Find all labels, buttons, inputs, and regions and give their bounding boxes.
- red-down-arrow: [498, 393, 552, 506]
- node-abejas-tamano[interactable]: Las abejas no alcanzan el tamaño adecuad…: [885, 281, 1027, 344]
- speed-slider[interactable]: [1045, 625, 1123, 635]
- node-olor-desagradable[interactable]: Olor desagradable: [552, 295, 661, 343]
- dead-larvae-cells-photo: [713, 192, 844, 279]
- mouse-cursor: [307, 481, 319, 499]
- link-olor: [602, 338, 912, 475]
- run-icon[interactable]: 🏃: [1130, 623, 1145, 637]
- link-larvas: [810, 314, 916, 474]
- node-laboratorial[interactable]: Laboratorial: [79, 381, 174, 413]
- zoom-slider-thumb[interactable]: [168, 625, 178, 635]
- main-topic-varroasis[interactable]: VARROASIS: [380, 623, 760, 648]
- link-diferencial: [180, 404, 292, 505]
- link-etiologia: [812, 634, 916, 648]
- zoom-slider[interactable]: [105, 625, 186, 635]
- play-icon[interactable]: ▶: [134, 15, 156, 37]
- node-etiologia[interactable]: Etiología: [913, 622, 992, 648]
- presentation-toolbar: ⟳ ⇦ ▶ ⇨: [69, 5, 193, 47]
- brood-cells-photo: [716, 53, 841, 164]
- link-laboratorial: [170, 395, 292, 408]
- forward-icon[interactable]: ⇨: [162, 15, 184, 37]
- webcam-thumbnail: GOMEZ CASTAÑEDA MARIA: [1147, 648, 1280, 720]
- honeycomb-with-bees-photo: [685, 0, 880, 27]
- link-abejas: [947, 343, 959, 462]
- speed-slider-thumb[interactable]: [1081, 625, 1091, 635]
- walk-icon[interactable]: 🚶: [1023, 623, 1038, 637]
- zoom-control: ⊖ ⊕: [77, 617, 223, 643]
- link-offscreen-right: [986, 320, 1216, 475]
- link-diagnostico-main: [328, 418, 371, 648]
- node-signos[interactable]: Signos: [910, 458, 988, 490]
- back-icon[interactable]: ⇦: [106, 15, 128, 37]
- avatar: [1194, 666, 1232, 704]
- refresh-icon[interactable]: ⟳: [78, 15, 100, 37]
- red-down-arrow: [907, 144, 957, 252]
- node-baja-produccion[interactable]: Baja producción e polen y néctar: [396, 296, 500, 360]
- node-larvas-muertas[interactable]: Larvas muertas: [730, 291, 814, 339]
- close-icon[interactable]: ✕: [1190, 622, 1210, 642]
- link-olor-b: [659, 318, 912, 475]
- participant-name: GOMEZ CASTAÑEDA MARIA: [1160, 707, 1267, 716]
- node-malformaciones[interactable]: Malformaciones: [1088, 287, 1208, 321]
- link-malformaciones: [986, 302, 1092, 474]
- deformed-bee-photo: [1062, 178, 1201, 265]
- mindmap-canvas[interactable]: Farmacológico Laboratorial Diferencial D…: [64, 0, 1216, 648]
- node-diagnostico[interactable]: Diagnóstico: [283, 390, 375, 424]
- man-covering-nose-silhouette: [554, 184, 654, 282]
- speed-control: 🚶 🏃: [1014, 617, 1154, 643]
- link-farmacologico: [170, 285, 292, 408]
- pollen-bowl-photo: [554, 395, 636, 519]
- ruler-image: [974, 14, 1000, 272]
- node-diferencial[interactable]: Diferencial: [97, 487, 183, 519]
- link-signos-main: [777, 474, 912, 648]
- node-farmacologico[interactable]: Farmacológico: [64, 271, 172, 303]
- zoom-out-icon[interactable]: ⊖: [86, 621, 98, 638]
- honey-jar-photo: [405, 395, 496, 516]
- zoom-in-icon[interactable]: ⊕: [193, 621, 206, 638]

--

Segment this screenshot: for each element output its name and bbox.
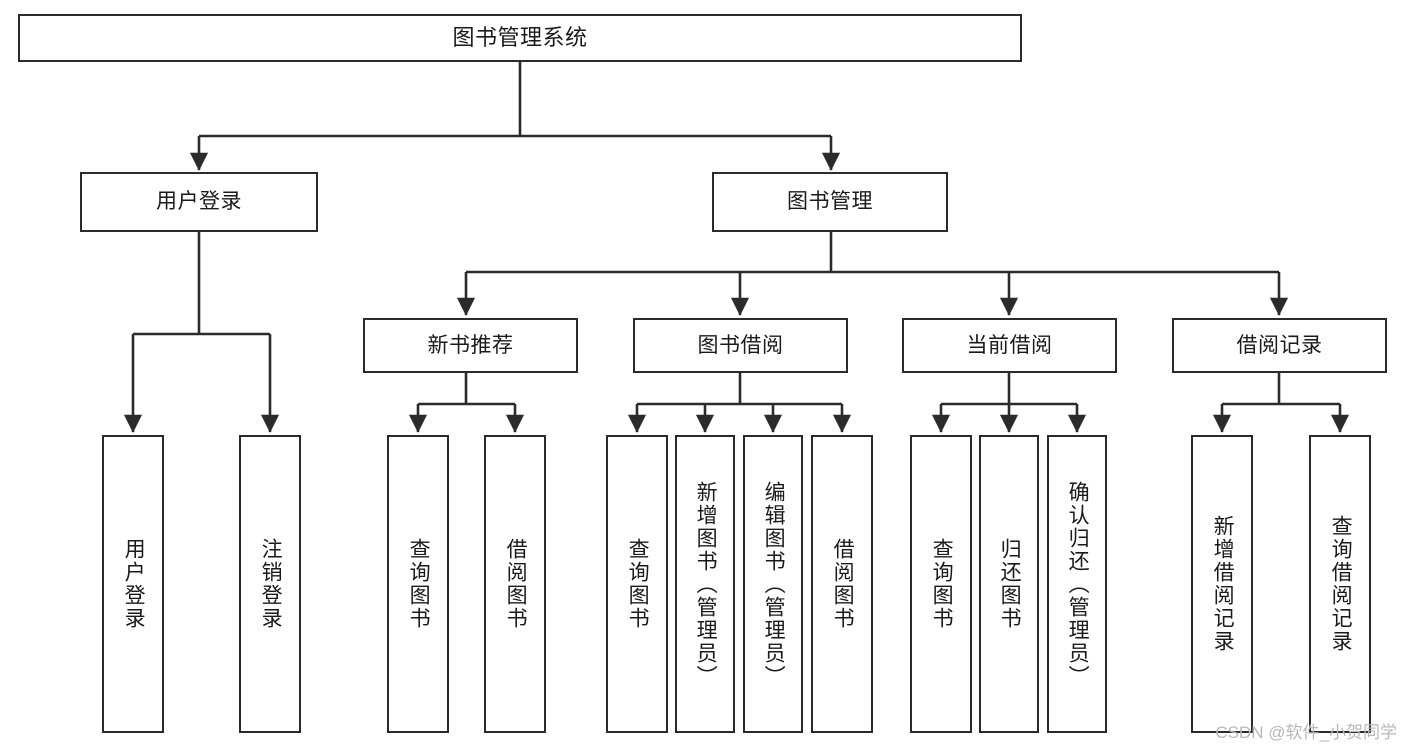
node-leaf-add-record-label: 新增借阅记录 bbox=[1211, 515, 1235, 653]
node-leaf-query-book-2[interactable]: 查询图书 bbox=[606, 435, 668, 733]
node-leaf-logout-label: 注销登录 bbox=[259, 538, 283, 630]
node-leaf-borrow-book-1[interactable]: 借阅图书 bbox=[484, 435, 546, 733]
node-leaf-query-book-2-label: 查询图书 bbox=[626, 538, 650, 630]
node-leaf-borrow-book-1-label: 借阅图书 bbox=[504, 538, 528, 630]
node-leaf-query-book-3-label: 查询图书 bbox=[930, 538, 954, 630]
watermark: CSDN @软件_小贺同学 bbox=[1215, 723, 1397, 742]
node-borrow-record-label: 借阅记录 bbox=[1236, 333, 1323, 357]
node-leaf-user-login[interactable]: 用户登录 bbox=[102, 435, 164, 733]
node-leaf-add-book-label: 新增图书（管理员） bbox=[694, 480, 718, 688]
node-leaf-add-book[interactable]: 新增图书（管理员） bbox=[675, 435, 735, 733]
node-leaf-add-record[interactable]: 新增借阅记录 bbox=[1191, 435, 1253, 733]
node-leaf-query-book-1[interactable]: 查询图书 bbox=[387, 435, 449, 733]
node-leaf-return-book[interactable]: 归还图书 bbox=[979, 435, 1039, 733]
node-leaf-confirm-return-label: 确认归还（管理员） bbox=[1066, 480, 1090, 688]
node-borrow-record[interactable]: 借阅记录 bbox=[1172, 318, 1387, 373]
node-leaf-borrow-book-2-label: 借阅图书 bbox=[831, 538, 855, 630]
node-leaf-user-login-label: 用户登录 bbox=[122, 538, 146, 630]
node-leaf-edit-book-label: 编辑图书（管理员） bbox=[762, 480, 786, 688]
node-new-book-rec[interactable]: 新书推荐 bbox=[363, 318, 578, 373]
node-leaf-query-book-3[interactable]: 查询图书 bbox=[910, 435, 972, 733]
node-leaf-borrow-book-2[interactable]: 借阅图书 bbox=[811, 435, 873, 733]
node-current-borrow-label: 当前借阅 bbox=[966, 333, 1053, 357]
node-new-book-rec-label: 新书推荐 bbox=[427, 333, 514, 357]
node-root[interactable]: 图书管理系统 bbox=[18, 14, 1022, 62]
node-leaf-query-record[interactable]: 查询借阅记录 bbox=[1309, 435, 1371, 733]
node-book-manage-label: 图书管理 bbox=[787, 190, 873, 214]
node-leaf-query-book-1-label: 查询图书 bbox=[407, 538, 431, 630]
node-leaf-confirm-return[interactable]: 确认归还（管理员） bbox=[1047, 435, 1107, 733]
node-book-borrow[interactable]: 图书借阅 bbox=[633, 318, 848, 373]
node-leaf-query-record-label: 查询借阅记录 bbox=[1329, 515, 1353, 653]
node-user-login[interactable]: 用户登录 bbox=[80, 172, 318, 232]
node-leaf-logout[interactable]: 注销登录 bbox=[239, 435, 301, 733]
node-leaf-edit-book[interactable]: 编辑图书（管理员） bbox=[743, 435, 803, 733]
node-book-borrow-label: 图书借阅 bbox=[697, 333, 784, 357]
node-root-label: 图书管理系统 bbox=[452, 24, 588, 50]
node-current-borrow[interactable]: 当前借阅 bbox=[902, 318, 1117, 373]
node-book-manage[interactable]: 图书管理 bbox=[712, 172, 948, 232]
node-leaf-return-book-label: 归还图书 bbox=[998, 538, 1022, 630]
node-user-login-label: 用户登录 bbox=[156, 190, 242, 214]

* * *

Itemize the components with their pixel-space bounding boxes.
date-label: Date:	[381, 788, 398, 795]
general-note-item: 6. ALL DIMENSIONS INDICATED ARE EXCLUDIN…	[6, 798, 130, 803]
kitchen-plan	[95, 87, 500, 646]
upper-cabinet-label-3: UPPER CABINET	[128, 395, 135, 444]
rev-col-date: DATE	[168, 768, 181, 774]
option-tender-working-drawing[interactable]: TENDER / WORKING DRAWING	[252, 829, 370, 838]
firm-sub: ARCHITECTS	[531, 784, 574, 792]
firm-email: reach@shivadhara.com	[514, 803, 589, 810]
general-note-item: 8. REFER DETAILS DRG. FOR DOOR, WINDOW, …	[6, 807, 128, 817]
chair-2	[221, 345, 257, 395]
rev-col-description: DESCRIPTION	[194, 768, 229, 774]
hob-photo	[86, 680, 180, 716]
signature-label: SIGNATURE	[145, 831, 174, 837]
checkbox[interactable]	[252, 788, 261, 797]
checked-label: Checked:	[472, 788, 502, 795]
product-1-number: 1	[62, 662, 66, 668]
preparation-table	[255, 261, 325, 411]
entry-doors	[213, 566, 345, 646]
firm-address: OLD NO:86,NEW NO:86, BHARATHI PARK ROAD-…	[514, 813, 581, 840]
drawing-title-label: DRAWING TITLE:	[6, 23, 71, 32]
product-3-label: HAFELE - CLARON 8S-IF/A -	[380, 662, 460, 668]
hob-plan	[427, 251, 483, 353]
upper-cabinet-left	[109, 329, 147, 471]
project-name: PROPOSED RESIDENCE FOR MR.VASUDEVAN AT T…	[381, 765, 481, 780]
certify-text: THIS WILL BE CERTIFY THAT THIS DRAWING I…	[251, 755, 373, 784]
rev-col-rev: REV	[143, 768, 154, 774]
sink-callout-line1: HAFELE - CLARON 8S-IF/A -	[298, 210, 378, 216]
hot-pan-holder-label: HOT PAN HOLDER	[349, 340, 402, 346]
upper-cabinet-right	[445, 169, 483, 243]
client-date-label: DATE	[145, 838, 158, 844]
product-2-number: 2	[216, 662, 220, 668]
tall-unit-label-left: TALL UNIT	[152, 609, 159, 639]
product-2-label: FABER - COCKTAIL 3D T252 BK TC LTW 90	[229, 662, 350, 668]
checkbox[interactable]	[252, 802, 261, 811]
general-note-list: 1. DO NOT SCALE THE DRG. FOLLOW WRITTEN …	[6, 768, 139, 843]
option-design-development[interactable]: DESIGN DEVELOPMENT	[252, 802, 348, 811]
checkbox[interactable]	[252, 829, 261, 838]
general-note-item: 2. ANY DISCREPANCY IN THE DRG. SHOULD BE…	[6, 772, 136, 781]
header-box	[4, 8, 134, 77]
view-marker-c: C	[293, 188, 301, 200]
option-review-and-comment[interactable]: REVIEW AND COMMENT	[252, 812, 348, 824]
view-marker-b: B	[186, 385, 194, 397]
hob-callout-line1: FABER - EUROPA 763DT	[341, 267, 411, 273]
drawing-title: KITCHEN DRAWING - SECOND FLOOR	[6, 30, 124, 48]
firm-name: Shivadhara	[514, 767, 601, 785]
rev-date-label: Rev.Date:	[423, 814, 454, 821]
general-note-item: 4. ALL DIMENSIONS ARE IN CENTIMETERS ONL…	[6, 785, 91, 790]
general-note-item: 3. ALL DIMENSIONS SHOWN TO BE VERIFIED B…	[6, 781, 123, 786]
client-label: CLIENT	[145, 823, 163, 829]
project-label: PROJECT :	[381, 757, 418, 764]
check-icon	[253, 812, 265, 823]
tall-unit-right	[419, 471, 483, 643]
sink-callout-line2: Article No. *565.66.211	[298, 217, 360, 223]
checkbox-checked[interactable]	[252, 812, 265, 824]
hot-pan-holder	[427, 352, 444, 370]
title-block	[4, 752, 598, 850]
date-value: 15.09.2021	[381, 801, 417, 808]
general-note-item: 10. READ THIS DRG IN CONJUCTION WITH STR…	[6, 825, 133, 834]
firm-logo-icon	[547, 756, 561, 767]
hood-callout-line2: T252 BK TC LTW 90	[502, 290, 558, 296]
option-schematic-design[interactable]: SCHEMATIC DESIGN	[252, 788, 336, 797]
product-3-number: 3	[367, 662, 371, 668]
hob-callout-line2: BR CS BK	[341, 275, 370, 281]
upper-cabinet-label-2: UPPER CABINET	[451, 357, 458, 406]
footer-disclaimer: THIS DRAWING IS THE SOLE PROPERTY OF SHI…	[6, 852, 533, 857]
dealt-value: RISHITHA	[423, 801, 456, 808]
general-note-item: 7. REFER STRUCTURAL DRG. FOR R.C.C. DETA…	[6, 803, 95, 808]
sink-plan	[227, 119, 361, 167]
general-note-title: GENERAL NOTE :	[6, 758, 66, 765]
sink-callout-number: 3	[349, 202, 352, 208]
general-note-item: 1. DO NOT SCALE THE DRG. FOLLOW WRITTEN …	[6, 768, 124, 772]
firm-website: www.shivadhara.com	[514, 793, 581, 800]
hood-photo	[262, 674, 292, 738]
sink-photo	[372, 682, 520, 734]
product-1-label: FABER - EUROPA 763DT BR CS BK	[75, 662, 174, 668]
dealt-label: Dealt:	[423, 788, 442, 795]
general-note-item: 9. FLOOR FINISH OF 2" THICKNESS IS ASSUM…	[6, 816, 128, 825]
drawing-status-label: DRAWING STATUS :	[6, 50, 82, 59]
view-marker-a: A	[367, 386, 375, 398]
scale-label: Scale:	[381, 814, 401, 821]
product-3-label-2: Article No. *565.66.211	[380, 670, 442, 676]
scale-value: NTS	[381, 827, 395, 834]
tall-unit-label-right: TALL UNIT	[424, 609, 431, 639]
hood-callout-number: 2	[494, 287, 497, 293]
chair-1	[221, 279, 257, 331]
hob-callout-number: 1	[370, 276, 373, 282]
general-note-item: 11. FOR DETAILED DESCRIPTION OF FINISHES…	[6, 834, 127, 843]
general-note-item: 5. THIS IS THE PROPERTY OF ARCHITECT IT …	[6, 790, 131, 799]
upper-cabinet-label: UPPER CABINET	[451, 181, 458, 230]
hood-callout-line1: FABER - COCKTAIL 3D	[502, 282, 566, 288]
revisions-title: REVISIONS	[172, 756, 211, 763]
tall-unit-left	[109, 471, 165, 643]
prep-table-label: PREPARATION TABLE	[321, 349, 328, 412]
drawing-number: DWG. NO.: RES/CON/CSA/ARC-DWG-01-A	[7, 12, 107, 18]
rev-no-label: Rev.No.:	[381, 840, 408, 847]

▸ **Set problem**
Turn the lines starting at the one that contains "Find all labels, buttons, inputs, and" and ending at the one that contains "- link-etiologia: [812, 634, 916, 648]", both included, into a JSON list of strings with one string per line and no blank lines.

▸ **Reply**
[
  "Find all labels, buttons, inputs, and regions and give their bounding boxes.",
  "- red-down-arrow: [498, 393, 552, 506]",
  "- node-abejas-tamano[interactable]: Las abejas no alcanzan el tamaño adecuad…: [885, 281, 1027, 344]",
  "- speed-slider[interactable]: [1045, 625, 1123, 635]",
  "- node-olor-desagradable[interactable]: Olor desagradable: [552, 295, 661, 343]",
  "- dead-larvae-cells-photo: [713, 192, 844, 279]",
  "- mouse-cursor: [307, 481, 319, 499]",
  "- link-olor: [602, 338, 912, 475]",
  "- run-icon[interactable]: 🏃: [1130, 623, 1145, 637]",
  "- link-larvas: [810, 314, 916, 474]",
  "- node-laboratorial[interactable]: Laboratorial: [79, 381, 174, 413]",
  "- zoom-slider-thumb[interactable]: [168, 625, 178, 635]",
  "- main-topic-varroasis[interactable]: VARROASIS: [380, 623, 760, 648]",
  "- link-diferencial: [180, 404, 292, 505]",
  "- link-etiologia: [812, 634, 916, 648]"
]